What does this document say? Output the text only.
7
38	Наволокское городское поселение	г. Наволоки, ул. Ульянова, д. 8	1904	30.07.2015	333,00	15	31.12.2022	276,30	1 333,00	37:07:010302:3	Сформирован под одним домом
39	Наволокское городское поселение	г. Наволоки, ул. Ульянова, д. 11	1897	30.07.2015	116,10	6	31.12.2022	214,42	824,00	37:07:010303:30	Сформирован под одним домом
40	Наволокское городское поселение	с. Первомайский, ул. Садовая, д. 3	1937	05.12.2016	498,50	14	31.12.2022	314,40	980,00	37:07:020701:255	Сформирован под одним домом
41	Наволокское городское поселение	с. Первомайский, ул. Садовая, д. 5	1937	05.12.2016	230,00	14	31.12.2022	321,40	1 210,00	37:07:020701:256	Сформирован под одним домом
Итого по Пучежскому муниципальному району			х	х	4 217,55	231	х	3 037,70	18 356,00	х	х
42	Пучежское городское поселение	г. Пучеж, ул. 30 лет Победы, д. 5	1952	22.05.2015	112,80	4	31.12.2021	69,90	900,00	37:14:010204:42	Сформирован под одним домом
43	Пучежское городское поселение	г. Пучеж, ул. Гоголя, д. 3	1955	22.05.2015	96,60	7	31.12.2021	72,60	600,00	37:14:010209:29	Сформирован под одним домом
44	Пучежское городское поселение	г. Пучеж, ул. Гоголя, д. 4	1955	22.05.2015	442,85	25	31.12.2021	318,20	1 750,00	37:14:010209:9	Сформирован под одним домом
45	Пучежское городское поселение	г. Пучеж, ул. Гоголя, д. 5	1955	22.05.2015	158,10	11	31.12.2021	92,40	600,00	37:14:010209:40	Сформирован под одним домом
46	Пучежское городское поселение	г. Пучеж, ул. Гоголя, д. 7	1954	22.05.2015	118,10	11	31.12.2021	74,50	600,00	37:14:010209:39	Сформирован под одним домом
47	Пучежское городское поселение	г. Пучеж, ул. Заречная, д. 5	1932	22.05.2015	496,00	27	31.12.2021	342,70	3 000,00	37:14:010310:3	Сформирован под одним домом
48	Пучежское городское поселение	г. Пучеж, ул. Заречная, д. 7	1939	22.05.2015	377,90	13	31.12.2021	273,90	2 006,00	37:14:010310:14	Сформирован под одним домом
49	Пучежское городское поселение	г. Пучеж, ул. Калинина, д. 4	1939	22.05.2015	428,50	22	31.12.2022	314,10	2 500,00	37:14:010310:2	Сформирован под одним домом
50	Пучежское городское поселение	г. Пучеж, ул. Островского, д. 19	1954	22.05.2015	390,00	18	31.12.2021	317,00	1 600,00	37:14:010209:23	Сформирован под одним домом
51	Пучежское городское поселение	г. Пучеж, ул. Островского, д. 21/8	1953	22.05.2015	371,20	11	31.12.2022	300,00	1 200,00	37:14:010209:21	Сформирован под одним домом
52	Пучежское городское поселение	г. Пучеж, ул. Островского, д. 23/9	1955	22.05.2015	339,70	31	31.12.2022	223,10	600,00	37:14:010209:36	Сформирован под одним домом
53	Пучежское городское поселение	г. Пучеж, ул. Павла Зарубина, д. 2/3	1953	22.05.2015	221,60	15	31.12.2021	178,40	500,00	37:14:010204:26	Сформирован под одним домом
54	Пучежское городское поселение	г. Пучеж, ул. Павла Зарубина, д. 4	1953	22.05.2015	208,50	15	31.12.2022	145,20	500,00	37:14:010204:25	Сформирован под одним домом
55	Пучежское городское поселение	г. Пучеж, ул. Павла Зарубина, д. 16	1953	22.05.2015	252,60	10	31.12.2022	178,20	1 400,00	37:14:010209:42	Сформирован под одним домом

++++++

Work to be completed: Using the listing above, list every line in which the string "Наволоки" occurs.

Solution:
38	Наволокское городское поселение	г. Наволоки, ул. Ульянова, д. 8	1904	30.07.2015	333,00	15	31.12.2022	276,30	1 333,00	37:07:010302:3	Сформирован под одним домом
39	Наволокское городское поселение	г. Наволоки, ул. Ульянова, д. 11	1897	30.07.2015	116,10	6	31.12.2022	214,42	824,00	37:07:010303:30	Сформирован под одним домом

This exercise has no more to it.